++++ DATA FOR THIS TASK ++++
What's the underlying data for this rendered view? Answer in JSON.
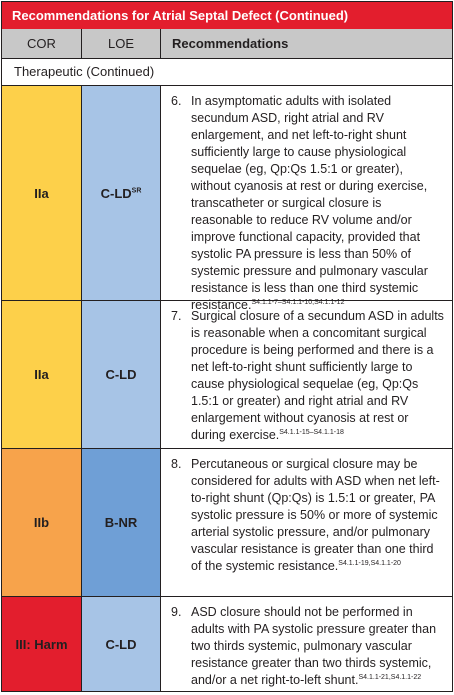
{
  "table": {
    "title": "Recommendations for Atrial Septal Defect (Continued)",
    "headers": {
      "cor": "COR",
      "loe": "LOE",
      "recommendations": "Recommendations"
    },
    "section": "Therapeutic (Continued)",
    "colors": {
      "title_bg": "#e31e2d",
      "header_bg": "#c8c8c8",
      "cor_IIa": "#fdd04a",
      "cor_IIb": "#f7a34b",
      "cor_III_Harm": "#e31e2d",
      "loe_C_LD": "#a7c4e6",
      "loe_B_NR": "#6f9fd6"
    },
    "rows": [
      {
        "cor": "IIa",
        "loe": "C-LD",
        "loe_sup": "SR",
        "number": "6.",
        "text": "In asymptomatic adults with isolated secundum ASD, right atrial and RV enlargement, and net left-to-right shunt sufficiently large to cause physiological sequelae (eg, Qp:Qs 1.5:1 or greater), without cyanosis at rest or during exercise, transcatheter or surgical closure is reasonable to reduce RV volume and/or improve functional capacity, provided that systolic PA pressure is less than 50% of systemic pressure and pulmonary vascular resistance is less than one third systemic resistance.",
        "refs": "S4.1.1-7–S4.1.1-10,S4.1.1-12"
      },
      {
        "cor": "IIa",
        "loe": "C-LD",
        "loe_sup": "",
        "number": "7.",
        "text": "Surgical closure of a secundum ASD in adults is reasonable when a concomitant surgical procedure is being performed and there is a net left-to-right shunt sufficiently large to cause physiological sequelae (eg, Qp:Qs 1.5:1 or greater) and right atrial and RV enlargement without cyanosis at rest or during exercise.",
        "refs": "S4.1.1-15–S4.1.1-18"
      },
      {
        "cor": "IIb",
        "loe": "B-NR",
        "loe_sup": "",
        "number": "8.",
        "text": "Percutaneous or surgical closure may be considered for adults with ASD when net left-to-right shunt (Qp:Qs) is 1.5:1 or greater, PA systolic pressure is 50% or more of systemic arterial systolic pressure, and/or pulmonary vascular resistance is greater than one third of the systemic resistance.",
        "refs": "S4.1.1-19,S4.1.1-20"
      },
      {
        "cor": "III: Harm",
        "loe": "C-LD",
        "loe_sup": "",
        "number": "9.",
        "text": "ASD closure should not be performed in adults with PA systolic pressure greater than two thirds systemic, pulmonary vascular resistance greater than two thirds systemic, and/or a net right-to-left shunt.",
        "refs": "S4.1.1-21,S4.1.1-22"
      }
    ]
  }
}
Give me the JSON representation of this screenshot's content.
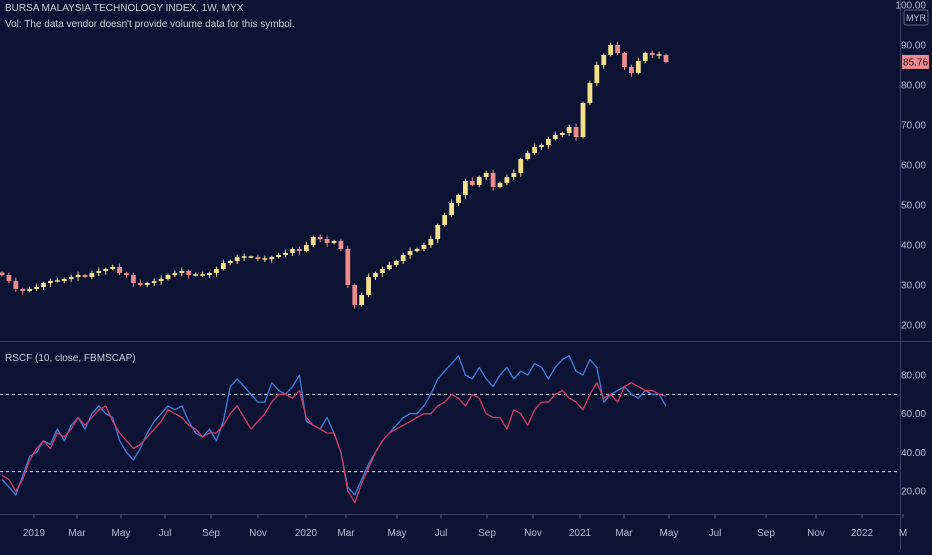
{
  "header": {
    "symbol_line": "BURSA MALAYSIA TECHNOLOGY INDEX, 1W, MYX",
    "volume_note": "Vol: The data vendor doesn't provide volume data for this symbol."
  },
  "colors": {
    "background": "#0b1232",
    "up_candle": "#f5e08a",
    "down_candle": "#ef8a8a",
    "rsc_line_a": "#3f7fe0",
    "rsc_line_b": "#d83a64",
    "dotted_level": "#d8dbe6",
    "axis_text": "#b9bfcf",
    "last_price_badge": "#ef8a8a"
  },
  "chart_data": [
    {
      "type": "candlestick",
      "title": "BURSA MALAYSIA TECHNOLOGY INDEX, 1W, MYX",
      "currency_label": "MYR",
      "last_price": "85.76",
      "y_ticks": [
        "100.00",
        "90.00",
        "80.00",
        "70.00",
        "60.00",
        "50.00",
        "40.00",
        "30.00",
        "20.00"
      ],
      "ylim": [
        17,
        100
      ],
      "x_ticks": [
        "2019",
        "Mar",
        "May",
        "Jul",
        "Sep",
        "Nov",
        "2020",
        "Mar",
        "May",
        "Jul",
        "Sep",
        "Nov",
        "2021",
        "Mar",
        "May",
        "Jul",
        "Sep",
        "Nov",
        "2022",
        "M"
      ],
      "close": [
        32.5,
        31.0,
        29.0,
        28.5,
        29.0,
        29.5,
        30.5,
        31.0,
        31.0,
        31.5,
        32.0,
        32.5,
        32.0,
        33.0,
        33.5,
        34.0,
        34.5,
        33.0,
        32.5,
        30.5,
        30.0,
        30.5,
        31.0,
        31.5,
        32.5,
        33.0,
        33.5,
        32.5,
        32.5,
        32.5,
        33.0,
        34.0,
        35.5,
        36.0,
        37.0,
        37.0,
        37.0,
        36.5,
        36.5,
        37.0,
        37.5,
        38.0,
        39.0,
        38.5,
        40.0,
        42.0,
        41.5,
        40.5,
        41.0,
        39.0,
        30.0,
        25.0,
        27.5,
        32.0,
        33.0,
        34.0,
        35.0,
        36.0,
        37.5,
        38.5,
        39.0,
        40.0,
        41.5,
        45.0,
        47.5,
        50.5,
        52.5,
        56.0,
        55.0,
        57.0,
        58.0,
        54.5,
        55.5,
        57.0,
        58.0,
        61.5,
        63.0,
        64.5,
        65.0,
        66.5,
        67.5,
        68.0,
        69.5,
        67.0,
        75.5,
        80.5,
        85.0,
        87.5,
        90.0,
        88.0,
        84.5,
        83.0,
        86.0,
        88.0,
        87.5,
        87.5,
        85.76
      ]
    },
    {
      "type": "line",
      "title": "RSCF (10, close, FBMSCAP)",
      "y_ticks": [
        "80.00",
        "60.00",
        "40.00",
        "20.00"
      ],
      "ylim": [
        7,
        95
      ],
      "reference_levels": [
        70,
        30
      ],
      "series": [
        {
          "values": [
            26,
            22,
            18,
            28,
            38,
            40,
            46,
            44,
            52,
            46,
            54,
            58,
            52,
            60,
            64,
            60,
            58,
            46,
            40,
            36,
            42,
            50,
            56,
            60,
            64,
            62,
            64,
            56,
            50,
            48,
            52,
            46,
            56,
            74,
            78,
            74,
            70,
            66,
            66,
            76,
            72,
            70,
            74,
            80,
            56,
            54,
            52,
            58,
            50,
            40,
            22,
            18,
            26,
            34,
            40,
            46,
            50,
            54,
            58,
            60,
            60,
            64,
            70,
            78,
            82,
            86,
            90,
            80,
            78,
            84,
            78,
            74,
            80,
            84,
            78,
            82,
            80,
            86,
            84,
            78,
            84,
            88,
            90,
            82,
            80,
            88,
            84,
            66,
            70,
            72,
            74,
            70,
            68,
            72,
            70,
            70,
            64
          ]
        },
        {
          "values": [
            28,
            26,
            20,
            26,
            36,
            42,
            46,
            42,
            50,
            48,
            52,
            58,
            54,
            58,
            62,
            64,
            56,
            50,
            46,
            42,
            44,
            48,
            52,
            56,
            62,
            60,
            58,
            54,
            52,
            48,
            50,
            50,
            54,
            60,
            64,
            58,
            52,
            56,
            60,
            66,
            70,
            70,
            68,
            72,
            58,
            54,
            52,
            50,
            50,
            40,
            20,
            14,
            24,
            32,
            40,
            46,
            50,
            52,
            54,
            56,
            58,
            60,
            60,
            64,
            66,
            70,
            68,
            64,
            70,
            68,
            60,
            58,
            58,
            52,
            62,
            60,
            54,
            62,
            66,
            66,
            70,
            72,
            68,
            66,
            62,
            70,
            76,
            68,
            70,
            66,
            74,
            76,
            74,
            72,
            72,
            70,
            69
          ]
        }
      ]
    }
  ]
}
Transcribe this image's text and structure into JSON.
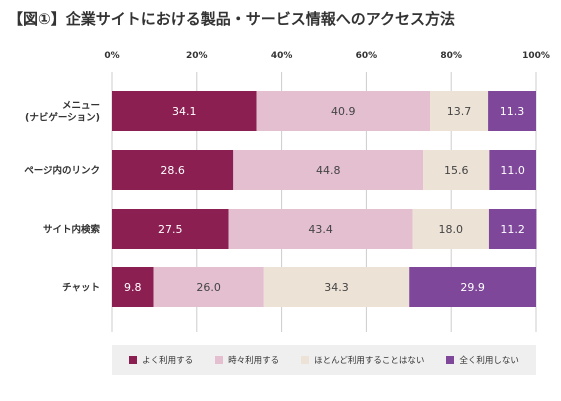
{
  "title": "【図①】企業サイトにおける製品・サービス情報へのアクセス方法",
  "colors": {
    "often": "#8c1f52",
    "sometimes": "#e3bfd0",
    "rarely": "#ece2d6",
    "never": "#7e479a",
    "grid": "#cccccc",
    "legend_bg": "#efefef"
  },
  "chart_data": {
    "type": "bar",
    "orientation": "horizontal",
    "stacked": true,
    "x_ticks": [
      "0%",
      "20%",
      "40%",
      "60%",
      "80%",
      "100%"
    ],
    "xlim": [
      0,
      100
    ],
    "categories": [
      "メニュー\n(ナビゲーション)",
      "ページ内のリンク",
      "サイト内検索",
      "チャット"
    ],
    "series": [
      {
        "name": "よく利用する",
        "color": "#8c1f52",
        "values": [
          34.1,
          28.6,
          27.5,
          9.8
        ]
      },
      {
        "name": "時々利用する",
        "color": "#e3bfd0",
        "values": [
          40.9,
          44.8,
          43.4,
          26.0
        ]
      },
      {
        "name": "ほとんど利用することはない",
        "color": "#ece2d6",
        "values": [
          13.7,
          15.6,
          18.0,
          34.3
        ]
      },
      {
        "name": "全く利用しない",
        "color": "#7e479a",
        "values": [
          11.3,
          11.0,
          11.2,
          29.9
        ]
      }
    ],
    "data_labels": [
      [
        "34.1",
        "40.9",
        "13.7",
        "11.3"
      ],
      [
        "28.6",
        "44.8",
        "15.6",
        "11.0"
      ],
      [
        "27.5",
        "43.4",
        "18.0",
        "11.2"
      ],
      [
        "9.8",
        "26.0",
        "34.3",
        "29.9"
      ]
    ],
    "grid": true,
    "legend": "bottom"
  }
}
++++
Make a list of all lines in the data that contain "MALAYSIA".

> [ANSWER TO THIS EXERCISE]
    "symbol_line": "BURSA MALAYSIA TECHNOLOGY INDEX, 1W, MYX",
      "title": "BURSA MALAYSIA TECHNOLOGY INDEX, 1W, MYX",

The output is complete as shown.